▶ _DESCRIPTION OF THE TASK_
Everything from the line containing "Convert this screenshot" through the last line of the data below is to be retyped exactly, apart from the pictures.

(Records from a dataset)

[START]

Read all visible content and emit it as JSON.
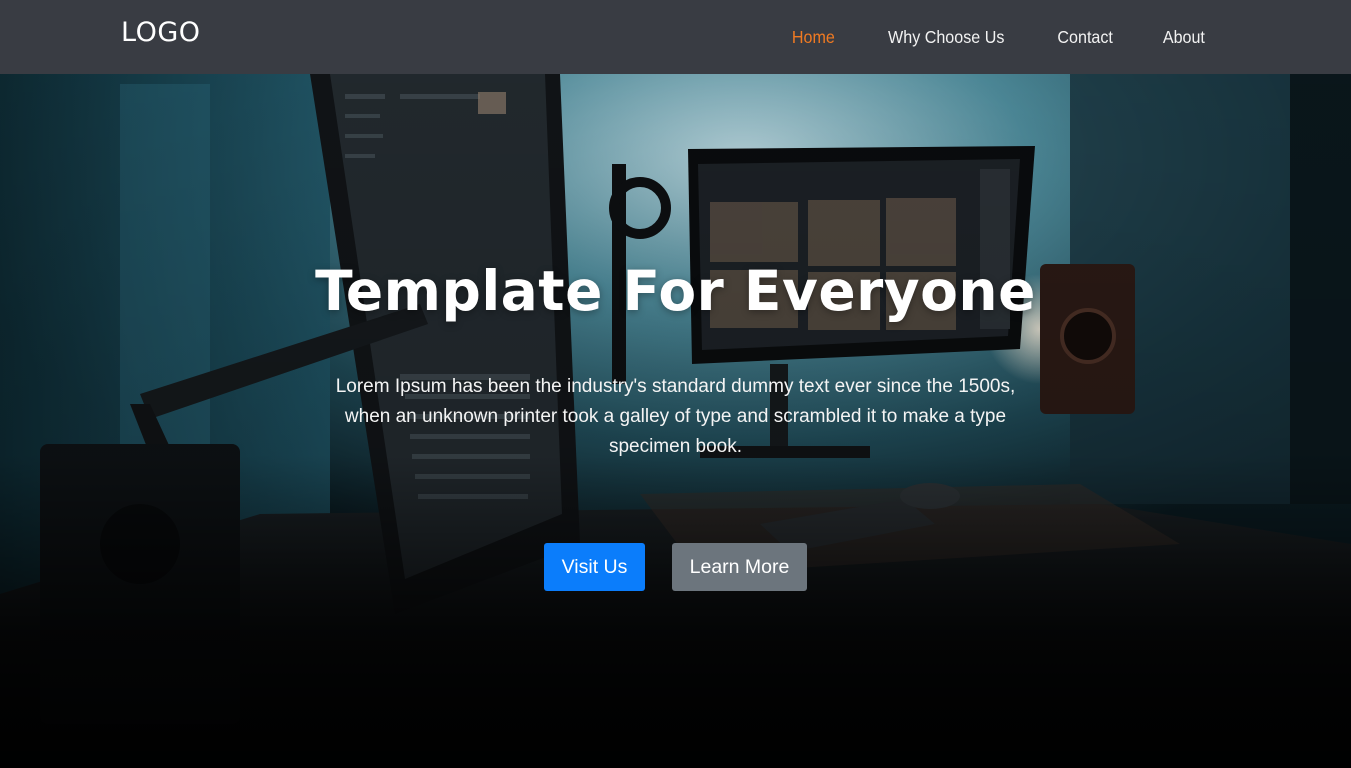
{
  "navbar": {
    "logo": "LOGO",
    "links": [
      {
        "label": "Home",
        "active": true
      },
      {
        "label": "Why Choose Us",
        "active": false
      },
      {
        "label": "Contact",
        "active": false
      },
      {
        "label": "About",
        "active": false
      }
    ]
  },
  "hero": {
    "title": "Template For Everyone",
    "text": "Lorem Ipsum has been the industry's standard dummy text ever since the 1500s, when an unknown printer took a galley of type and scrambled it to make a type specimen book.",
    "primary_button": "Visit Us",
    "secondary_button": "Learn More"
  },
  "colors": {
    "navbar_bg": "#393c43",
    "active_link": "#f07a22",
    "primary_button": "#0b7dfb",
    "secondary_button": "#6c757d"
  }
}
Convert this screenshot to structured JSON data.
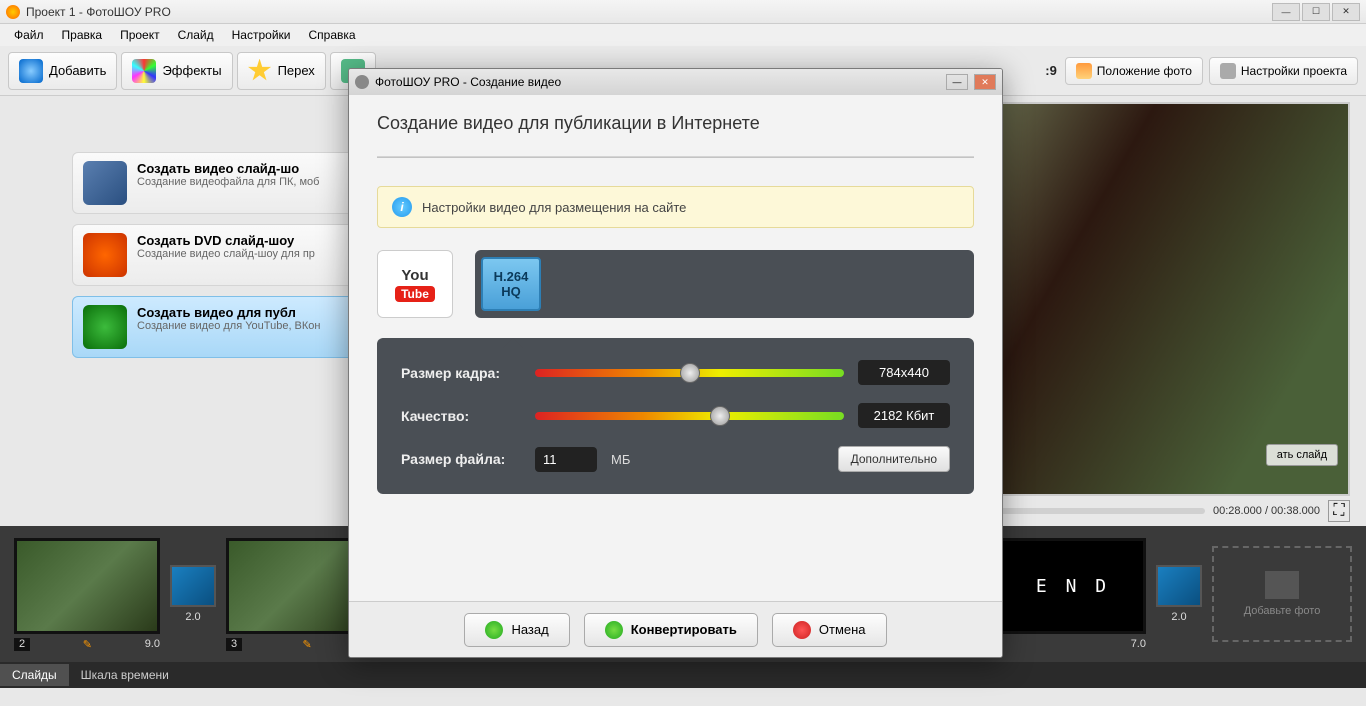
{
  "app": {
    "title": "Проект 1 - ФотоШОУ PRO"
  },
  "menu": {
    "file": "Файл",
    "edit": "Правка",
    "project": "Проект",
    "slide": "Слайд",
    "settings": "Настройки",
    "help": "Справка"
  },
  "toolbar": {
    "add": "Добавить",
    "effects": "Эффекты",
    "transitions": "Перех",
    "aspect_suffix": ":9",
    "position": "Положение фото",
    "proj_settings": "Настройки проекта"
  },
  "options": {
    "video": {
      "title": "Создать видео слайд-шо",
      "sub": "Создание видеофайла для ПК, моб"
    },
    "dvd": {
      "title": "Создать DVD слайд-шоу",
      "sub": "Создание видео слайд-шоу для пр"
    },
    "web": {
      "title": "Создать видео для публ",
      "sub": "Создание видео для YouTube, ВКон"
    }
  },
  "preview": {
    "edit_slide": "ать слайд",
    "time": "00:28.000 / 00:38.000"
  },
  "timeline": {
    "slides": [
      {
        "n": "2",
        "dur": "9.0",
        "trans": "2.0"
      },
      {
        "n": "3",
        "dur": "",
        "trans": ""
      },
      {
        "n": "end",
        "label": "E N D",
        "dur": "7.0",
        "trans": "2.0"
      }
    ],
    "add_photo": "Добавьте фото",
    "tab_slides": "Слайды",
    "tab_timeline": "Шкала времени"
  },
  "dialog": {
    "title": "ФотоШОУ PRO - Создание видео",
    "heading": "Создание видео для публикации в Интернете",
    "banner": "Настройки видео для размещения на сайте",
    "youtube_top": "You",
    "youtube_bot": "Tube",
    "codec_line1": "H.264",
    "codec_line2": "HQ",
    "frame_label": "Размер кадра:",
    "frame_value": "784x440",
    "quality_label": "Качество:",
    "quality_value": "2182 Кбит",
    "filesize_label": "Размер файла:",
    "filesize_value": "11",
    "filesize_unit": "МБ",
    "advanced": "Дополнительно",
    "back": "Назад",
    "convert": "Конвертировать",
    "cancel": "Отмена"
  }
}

[END]

▶ _ANSWER TO THIS EXERCISE_
Convert this screenshot to structured JSON data.
{
  "app": {
    "title": "Проект 1 - ФотоШОУ PRO"
  },
  "menu": {
    "file": "Файл",
    "edit": "Правка",
    "project": "Проект",
    "slide": "Слайд",
    "settings": "Настройки",
    "help": "Справка"
  },
  "toolbar": {
    "add": "Добавить",
    "effects": "Эффекты",
    "transitions": "Перех",
    "aspect_suffix": ":9",
    "position": "Положение фото",
    "proj_settings": "Настройки проекта"
  },
  "options": {
    "video": {
      "title": "Создать видео слайд-шо",
      "sub": "Создание видеофайла для ПК, моб"
    },
    "dvd": {
      "title": "Создать DVD слайд-шоу",
      "sub": "Создание видео слайд-шоу для пр"
    },
    "web": {
      "title": "Создать видео для публ",
      "sub": "Создание видео для YouTube, ВКон"
    }
  },
  "preview": {
    "edit_slide": "ать слайд",
    "time": "00:28.000 / 00:38.000"
  },
  "timeline": {
    "slides": [
      {
        "n": "2",
        "dur": "9.0",
        "trans": "2.0"
      },
      {
        "n": "3",
        "dur": "",
        "trans": ""
      },
      {
        "n": "end",
        "label": "E N D",
        "dur": "7.0",
        "trans": "2.0"
      }
    ],
    "add_photo": "Добавьте фото",
    "tab_slides": "Слайды",
    "tab_timeline": "Шкала времени"
  },
  "dialog": {
    "title": "ФотоШОУ PRO - Создание видео",
    "heading": "Создание видео для публикации в Интернете",
    "banner": "Настройки видео для размещения на сайте",
    "youtube_top": "You",
    "youtube_bot": "Tube",
    "codec_line1": "H.264",
    "codec_line2": "HQ",
    "frame_label": "Размер кадра:",
    "frame_value": "784x440",
    "quality_label": "Качество:",
    "quality_value": "2182 Кбит",
    "filesize_label": "Размер файла:",
    "filesize_value": "11",
    "filesize_unit": "МБ",
    "advanced": "Дополнительно",
    "back": "Назад",
    "convert": "Конвертировать",
    "cancel": "Отмена"
  }
}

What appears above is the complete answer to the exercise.